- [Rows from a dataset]
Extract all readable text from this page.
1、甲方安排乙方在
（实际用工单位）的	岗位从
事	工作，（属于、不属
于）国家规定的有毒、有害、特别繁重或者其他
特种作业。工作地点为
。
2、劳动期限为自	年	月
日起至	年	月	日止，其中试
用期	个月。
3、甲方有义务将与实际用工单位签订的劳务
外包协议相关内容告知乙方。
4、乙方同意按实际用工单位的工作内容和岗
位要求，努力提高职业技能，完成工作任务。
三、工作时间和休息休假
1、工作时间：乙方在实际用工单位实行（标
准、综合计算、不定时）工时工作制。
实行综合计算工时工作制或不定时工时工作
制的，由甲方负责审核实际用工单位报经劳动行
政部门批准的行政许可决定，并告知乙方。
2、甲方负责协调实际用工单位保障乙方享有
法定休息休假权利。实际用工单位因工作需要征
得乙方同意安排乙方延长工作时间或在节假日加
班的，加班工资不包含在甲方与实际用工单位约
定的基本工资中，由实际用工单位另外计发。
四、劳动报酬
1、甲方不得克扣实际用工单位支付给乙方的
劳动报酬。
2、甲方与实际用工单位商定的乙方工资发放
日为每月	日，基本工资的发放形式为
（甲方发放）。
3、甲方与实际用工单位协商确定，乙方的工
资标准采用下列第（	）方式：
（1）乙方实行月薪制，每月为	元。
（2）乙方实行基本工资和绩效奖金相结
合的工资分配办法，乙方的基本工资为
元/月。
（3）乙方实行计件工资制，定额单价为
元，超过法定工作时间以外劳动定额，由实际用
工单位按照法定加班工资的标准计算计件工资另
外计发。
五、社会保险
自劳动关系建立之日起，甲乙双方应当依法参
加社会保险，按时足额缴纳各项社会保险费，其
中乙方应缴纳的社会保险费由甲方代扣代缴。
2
* * *
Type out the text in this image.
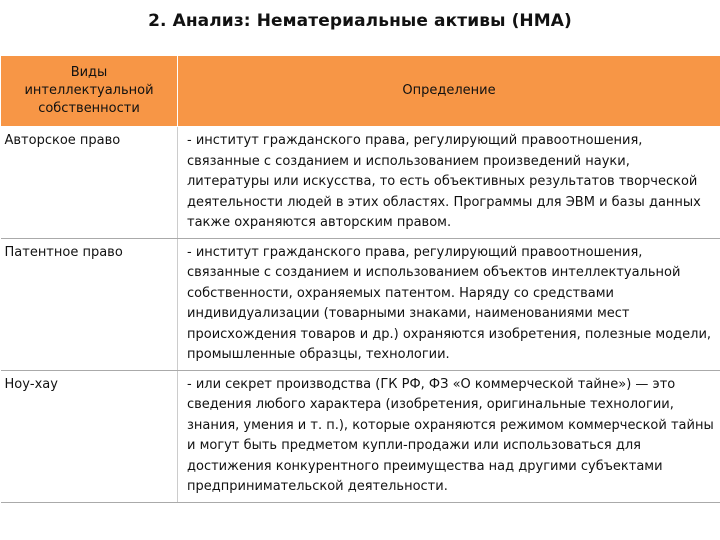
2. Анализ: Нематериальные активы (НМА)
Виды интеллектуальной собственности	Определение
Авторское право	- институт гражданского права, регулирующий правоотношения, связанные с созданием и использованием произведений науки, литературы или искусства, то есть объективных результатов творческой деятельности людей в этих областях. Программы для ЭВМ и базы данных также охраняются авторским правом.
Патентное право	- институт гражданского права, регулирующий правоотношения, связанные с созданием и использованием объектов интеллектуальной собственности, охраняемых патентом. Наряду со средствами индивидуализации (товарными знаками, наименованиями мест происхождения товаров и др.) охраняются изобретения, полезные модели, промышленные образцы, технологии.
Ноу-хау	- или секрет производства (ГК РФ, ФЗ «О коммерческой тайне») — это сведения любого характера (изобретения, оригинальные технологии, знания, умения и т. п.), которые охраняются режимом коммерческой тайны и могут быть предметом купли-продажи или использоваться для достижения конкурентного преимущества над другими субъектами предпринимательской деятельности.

- [What you need to do]
Filter out all lines lacking the word "охраняются" and copy the rest.

- [Complete output]
Авторское право	- институт гражданского права, регулирующий правоотношения, связанные с созданием и использованием произведений науки, литературы или искусства, то есть объективных результатов творческой деятельности людей в этих областях. Программы для ЭВМ и базы данных также охраняются авторским правом.
Патентное право	- институт гражданского права, регулирующий правоотношения, связанные с созданием и использованием объектов интеллектуальной собственности, охраняемых патентом. Наряду со средствами индивидуализации (товарными знаками, наименованиями мест происхождения товаров и др.) охраняются изобретения, полезные модели, промышленные образцы, технологии.
Ноу-хау	- или секрет производства (ГК РФ, ФЗ «О коммерческой тайне») — это сведения любого характера (изобретения, оригинальные технологии, знания, умения и т. п.), которые охраняются режимом коммерческой тайны и могут быть предметом купли-продажи или использоваться для достижения конкурентного преимущества над другими субъектами предпринимательской деятельности.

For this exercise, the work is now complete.